(Rows from a layout dataset)
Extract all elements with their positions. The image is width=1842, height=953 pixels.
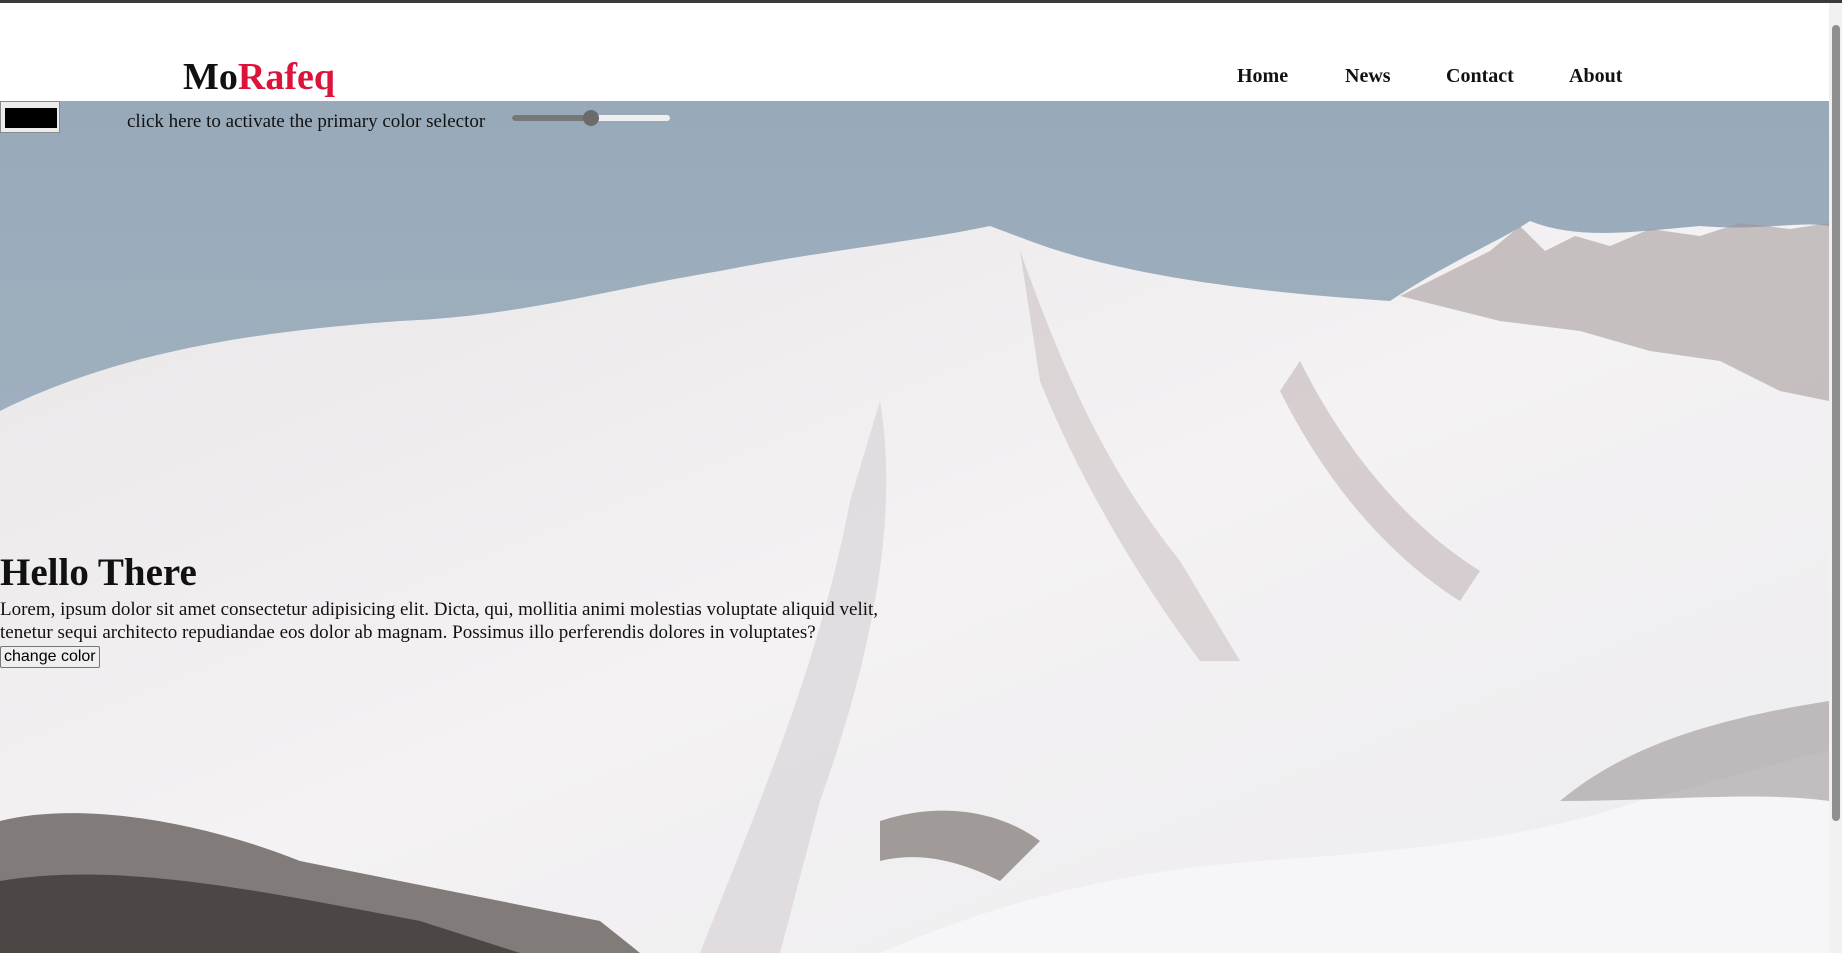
- mountain-illustration: [0, 101, 1829, 953]
- slider-thumb[interactable]: [583, 110, 599, 126]
- hero-title: Hello There: [0, 551, 197, 594]
- logo[interactable]: MoRafeq: [183, 55, 335, 99]
- vertical-scrollbar[interactable]: [1829, 3, 1842, 953]
- nav-about[interactable]: About: [1569, 65, 1629, 88]
- slider-fill: [512, 115, 591, 121]
- scrollbar-thumb[interactable]: [1832, 25, 1840, 821]
- logo-part-2: Rafeq: [237, 56, 335, 98]
- hero-background-image: [0, 101, 1829, 953]
- color-picker[interactable]: [0, 101, 60, 133]
- nav-home[interactable]: Home: [1237, 65, 1345, 88]
- logo-part-1: Mo: [183, 56, 238, 98]
- main-nav: Home News Contact About: [1237, 65, 1629, 88]
- nav-news[interactable]: News: [1345, 65, 1446, 88]
- nav-contact[interactable]: Contact: [1446, 65, 1569, 88]
- color-selector-label: click here to activate the primary color…: [127, 111, 486, 132]
- hero-text: Lorem, ipsum dolor sit amet consectetur …: [0, 599, 879, 643]
- color-swatch: [5, 108, 57, 128]
- change-color-button[interactable]: change color: [0, 646, 100, 668]
- range-slider[interactable]: [512, 110, 670, 126]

**Aim:**
Identify each line in the material above that contains the string "color", and copy those lines out in full. Matching is case-sensitive.

**Finished answer:**
- color-picker[interactable]: [0, 101, 60, 133]
- color-selector-label: click here to activate the primary color…: [127, 111, 486, 132]
- color-swatch: [5, 108, 57, 128]
- change-color-button[interactable]: change color: [0, 646, 100, 668]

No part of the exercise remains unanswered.